Reproduce the entries below, from the first one through the line containing "area-summary: Approximate total", inclusive.

━━━━━━━━━━━━━━━━

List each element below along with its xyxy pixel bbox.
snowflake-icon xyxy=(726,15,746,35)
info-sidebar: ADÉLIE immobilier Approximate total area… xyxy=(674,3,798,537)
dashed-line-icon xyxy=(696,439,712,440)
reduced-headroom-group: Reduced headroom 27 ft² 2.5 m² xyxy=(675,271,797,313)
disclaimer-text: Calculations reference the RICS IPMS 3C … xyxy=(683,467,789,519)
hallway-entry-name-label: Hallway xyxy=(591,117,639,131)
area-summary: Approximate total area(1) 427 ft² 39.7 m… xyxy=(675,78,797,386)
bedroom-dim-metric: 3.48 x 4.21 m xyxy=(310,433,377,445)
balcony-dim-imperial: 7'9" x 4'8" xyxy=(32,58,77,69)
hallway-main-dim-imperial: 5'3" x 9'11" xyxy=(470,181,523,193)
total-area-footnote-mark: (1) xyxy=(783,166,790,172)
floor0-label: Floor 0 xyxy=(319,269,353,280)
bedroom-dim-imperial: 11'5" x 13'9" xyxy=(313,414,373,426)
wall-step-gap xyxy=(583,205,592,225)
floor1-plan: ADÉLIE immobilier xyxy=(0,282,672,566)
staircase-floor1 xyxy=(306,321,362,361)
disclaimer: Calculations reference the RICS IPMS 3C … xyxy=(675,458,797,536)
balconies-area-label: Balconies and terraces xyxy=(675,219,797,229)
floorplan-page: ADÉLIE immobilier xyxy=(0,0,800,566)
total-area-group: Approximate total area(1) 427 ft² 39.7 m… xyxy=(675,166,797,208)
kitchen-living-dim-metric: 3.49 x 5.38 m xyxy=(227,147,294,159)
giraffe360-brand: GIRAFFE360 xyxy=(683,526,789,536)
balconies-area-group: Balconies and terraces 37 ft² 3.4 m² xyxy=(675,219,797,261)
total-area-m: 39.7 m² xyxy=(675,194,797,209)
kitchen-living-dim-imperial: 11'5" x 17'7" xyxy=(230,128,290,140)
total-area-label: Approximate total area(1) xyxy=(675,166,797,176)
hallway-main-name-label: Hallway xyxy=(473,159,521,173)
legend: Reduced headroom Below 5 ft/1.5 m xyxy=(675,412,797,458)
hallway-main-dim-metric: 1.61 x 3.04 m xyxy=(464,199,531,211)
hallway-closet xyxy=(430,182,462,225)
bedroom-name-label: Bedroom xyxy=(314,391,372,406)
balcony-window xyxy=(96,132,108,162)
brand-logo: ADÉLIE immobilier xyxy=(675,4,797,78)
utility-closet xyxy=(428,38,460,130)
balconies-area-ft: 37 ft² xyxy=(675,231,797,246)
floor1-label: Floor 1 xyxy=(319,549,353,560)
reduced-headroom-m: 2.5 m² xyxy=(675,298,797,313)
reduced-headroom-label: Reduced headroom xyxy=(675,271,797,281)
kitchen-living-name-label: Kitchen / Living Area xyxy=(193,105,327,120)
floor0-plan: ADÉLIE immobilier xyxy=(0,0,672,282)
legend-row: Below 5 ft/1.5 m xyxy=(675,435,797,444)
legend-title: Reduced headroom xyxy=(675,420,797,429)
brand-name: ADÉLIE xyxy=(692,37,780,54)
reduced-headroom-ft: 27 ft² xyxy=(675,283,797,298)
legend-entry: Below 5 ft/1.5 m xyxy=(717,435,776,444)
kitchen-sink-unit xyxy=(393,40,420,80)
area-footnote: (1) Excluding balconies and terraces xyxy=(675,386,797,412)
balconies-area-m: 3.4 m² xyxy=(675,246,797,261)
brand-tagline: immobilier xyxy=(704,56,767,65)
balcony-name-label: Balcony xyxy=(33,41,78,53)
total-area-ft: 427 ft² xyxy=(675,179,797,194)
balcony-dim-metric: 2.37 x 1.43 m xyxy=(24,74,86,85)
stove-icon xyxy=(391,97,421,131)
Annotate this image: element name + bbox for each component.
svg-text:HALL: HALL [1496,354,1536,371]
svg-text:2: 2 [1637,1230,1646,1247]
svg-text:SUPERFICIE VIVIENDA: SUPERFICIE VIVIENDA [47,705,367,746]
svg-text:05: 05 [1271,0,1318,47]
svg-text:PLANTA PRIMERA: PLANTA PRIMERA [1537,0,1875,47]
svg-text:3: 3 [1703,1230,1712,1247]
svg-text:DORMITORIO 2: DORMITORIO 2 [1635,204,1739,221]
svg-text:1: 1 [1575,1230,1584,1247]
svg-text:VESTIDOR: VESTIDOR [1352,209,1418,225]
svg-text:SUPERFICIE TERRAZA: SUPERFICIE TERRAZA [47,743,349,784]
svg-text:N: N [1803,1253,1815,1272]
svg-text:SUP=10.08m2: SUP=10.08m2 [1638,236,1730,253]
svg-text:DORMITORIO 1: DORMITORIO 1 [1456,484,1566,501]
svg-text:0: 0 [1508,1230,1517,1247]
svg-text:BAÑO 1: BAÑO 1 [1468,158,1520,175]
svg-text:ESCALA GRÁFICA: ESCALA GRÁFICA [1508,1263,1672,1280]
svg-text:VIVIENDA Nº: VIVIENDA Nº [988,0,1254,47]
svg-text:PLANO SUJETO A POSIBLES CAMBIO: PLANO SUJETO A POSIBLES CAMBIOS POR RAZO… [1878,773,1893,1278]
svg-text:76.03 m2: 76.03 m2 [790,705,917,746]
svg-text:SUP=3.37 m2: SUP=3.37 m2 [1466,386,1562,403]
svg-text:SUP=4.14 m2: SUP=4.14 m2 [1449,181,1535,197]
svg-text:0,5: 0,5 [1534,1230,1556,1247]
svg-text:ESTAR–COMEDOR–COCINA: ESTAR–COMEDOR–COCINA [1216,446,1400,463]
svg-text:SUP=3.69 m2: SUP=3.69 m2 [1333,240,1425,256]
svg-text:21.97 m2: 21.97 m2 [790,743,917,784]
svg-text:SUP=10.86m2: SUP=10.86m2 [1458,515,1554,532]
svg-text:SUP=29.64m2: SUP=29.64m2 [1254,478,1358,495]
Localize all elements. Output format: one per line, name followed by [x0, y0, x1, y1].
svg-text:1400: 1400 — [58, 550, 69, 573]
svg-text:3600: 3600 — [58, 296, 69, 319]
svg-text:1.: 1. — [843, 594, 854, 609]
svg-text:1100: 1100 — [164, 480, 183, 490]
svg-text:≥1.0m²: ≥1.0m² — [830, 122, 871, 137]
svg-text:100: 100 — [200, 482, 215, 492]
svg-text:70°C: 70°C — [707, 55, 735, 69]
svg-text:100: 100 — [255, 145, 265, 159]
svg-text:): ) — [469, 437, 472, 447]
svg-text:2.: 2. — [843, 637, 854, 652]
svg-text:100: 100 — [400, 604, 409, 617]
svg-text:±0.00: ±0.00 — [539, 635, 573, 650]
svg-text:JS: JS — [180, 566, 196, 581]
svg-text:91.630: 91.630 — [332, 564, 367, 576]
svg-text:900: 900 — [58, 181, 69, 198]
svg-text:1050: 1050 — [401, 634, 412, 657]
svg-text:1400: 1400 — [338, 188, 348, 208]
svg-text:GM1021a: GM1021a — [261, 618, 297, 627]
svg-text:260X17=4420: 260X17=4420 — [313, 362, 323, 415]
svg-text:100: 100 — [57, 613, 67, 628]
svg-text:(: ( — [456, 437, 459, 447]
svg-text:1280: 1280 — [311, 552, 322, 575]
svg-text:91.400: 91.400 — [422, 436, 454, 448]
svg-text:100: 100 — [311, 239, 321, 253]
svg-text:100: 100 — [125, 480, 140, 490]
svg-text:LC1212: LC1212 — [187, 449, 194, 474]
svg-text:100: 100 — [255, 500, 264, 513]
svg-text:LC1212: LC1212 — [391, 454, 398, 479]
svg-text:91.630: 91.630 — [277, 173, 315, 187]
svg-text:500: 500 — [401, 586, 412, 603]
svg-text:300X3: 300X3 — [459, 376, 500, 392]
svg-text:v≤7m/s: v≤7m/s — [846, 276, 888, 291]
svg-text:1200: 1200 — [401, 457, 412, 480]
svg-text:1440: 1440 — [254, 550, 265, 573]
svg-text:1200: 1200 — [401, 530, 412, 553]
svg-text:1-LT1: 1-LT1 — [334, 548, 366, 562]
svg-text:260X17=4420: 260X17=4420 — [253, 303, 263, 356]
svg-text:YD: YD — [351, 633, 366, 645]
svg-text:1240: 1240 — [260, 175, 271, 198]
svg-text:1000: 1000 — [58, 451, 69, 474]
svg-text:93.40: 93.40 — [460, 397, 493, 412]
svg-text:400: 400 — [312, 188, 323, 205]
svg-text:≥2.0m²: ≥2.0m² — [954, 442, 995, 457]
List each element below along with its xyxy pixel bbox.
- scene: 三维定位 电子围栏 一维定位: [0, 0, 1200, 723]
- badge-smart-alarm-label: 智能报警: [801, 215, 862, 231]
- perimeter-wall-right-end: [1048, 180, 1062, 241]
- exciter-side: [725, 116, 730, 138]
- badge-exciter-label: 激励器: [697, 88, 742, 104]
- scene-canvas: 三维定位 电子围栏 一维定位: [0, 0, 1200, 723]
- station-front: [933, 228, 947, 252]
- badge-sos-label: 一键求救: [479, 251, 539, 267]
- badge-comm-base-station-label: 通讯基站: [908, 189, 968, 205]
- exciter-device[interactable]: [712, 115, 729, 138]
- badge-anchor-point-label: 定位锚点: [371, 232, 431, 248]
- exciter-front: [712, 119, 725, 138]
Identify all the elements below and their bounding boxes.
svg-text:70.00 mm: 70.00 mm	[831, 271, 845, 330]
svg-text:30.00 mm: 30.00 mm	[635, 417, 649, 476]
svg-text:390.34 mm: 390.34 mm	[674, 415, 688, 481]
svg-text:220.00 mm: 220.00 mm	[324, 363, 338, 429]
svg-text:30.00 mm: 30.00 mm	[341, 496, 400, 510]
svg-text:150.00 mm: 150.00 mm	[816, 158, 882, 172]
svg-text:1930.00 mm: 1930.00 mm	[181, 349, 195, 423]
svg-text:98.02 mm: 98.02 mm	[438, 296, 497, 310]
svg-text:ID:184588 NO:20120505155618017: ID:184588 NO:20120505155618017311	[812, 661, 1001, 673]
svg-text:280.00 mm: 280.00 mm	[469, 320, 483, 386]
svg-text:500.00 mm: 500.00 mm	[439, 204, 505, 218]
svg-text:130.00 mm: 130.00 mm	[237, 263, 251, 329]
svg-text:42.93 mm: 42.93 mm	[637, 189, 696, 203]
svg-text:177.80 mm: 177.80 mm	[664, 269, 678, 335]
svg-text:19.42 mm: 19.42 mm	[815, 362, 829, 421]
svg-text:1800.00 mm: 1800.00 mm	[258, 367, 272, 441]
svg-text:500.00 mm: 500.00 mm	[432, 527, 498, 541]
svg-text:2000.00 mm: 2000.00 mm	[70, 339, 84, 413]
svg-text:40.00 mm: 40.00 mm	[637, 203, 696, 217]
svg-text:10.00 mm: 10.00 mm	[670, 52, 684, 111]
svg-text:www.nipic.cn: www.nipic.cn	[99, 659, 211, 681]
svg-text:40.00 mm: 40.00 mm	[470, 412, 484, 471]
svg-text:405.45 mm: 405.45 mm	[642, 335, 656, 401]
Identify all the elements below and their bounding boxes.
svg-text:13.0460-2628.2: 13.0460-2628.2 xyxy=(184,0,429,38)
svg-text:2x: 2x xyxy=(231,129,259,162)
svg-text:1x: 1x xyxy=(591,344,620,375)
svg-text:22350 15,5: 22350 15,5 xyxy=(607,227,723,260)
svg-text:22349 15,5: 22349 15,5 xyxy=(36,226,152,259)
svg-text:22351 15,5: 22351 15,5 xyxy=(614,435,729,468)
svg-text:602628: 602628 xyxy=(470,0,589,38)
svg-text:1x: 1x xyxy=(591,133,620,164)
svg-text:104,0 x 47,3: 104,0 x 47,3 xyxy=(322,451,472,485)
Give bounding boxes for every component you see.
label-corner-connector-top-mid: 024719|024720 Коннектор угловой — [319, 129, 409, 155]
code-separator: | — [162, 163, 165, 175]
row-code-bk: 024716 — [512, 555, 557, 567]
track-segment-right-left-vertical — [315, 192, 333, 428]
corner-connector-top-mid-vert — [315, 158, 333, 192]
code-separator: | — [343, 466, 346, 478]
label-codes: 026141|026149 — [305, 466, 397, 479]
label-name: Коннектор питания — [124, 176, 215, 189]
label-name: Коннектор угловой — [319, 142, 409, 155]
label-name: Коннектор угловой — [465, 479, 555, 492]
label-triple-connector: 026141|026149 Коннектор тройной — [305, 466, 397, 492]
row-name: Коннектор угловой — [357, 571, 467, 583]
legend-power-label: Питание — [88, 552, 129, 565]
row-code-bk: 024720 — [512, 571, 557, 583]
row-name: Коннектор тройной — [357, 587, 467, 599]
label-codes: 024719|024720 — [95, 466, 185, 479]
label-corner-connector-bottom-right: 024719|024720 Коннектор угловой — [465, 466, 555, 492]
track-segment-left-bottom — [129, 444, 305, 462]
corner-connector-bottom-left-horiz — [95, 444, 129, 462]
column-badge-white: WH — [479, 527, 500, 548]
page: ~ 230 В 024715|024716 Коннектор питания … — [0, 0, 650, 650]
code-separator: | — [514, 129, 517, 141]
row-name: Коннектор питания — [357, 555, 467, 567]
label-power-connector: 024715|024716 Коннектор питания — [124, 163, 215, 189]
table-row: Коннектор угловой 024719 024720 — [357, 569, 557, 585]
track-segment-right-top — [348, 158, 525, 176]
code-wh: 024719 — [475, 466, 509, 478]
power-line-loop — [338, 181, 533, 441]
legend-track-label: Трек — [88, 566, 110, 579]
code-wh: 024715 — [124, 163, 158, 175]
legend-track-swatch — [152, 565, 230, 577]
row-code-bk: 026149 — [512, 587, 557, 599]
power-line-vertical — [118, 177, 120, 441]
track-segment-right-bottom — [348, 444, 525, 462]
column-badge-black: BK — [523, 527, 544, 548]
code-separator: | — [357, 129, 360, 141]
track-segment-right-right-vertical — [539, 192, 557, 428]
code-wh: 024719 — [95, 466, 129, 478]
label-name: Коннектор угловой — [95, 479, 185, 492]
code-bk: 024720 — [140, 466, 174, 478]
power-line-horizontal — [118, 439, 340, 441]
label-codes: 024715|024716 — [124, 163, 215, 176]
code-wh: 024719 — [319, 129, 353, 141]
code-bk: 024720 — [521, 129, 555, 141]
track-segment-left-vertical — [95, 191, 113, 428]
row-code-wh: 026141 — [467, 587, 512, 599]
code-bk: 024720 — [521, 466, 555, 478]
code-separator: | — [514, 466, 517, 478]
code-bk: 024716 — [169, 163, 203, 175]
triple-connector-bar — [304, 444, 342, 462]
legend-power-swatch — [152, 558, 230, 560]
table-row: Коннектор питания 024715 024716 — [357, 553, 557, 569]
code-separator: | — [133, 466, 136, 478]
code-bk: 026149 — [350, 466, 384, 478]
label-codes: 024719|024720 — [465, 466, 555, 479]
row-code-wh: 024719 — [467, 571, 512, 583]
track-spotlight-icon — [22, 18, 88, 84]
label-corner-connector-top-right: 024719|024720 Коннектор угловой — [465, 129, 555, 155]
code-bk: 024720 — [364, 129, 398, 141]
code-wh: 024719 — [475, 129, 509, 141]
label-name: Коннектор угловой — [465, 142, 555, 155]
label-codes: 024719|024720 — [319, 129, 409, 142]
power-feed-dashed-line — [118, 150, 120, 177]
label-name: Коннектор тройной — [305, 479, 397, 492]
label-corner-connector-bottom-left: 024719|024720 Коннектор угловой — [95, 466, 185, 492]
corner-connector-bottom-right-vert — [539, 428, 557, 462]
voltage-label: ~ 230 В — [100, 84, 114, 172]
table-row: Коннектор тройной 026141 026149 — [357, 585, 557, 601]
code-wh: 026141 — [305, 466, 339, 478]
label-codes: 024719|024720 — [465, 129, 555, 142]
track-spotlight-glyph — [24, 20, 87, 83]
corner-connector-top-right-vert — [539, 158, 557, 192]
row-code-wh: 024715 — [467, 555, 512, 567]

━━━━━━━━━━━━━━━━

> RESPONSE TO THE EXERCISE:
List each element below along with its xyxy pixel bbox.
snowflake-icon xyxy=(726,15,746,35)
info-sidebar: ADÉLIE immobilier Approximate total area… xyxy=(674,3,798,537)
dashed-line-icon xyxy=(696,439,712,440)
reduced-headroom-group: Reduced headroom 27 ft² 2.5 m² xyxy=(675,271,797,313)
disclaimer-text: Calculations reference the RICS IPMS 3C … xyxy=(683,467,789,519)
hallway-entry-name-label: Hallway xyxy=(591,117,639,131)
area-summary: Approximate total area(1) 427 ft² 39.7 m… xyxy=(675,78,797,386)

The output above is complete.